### GIVEN EXERCISE:
Quote every line as written. Omit pictures.

··········

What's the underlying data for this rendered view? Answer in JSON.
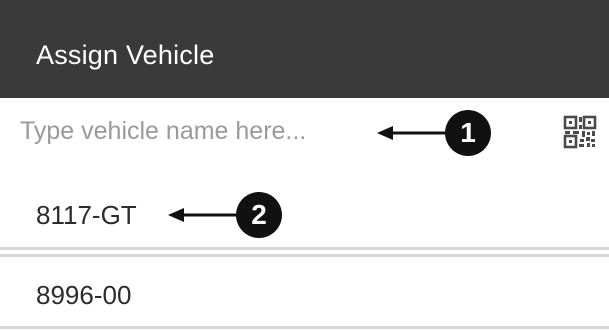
{
  "app_bar": {
    "title": "Assign Vehicle",
    "background": "#3a3a3a"
  },
  "search": {
    "placeholder": "Type vehicle name here...",
    "value": "",
    "scan_icon": "qr-code-icon"
  },
  "vehicles": [
    {
      "name": "8117-GT"
    },
    {
      "name": "8996-00"
    }
  ],
  "callouts": [
    {
      "number": "1",
      "target": "search-input"
    },
    {
      "number": "2",
      "target": "vehicle-list-item"
    }
  ]
}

··········

### WRITTEN SOLUTION:
What's the underlying data for this rendered view? Answer in JSON.
{
  "app_bar": {
    "title": "Assign Vehicle",
    "background": "#3a3a3a"
  },
  "search": {
    "placeholder": "Type vehicle name here...",
    "value": "",
    "scan_icon": "qr-code-icon"
  },
  "vehicles": [
    {
      "name": "8117-GT"
    },
    {
      "name": "8996-00"
    }
  ],
  "callouts": [
    {
      "number": "1",
      "target": "search-input"
    },
    {
      "number": "2",
      "target": "vehicle-list-item"
    }
  ]
}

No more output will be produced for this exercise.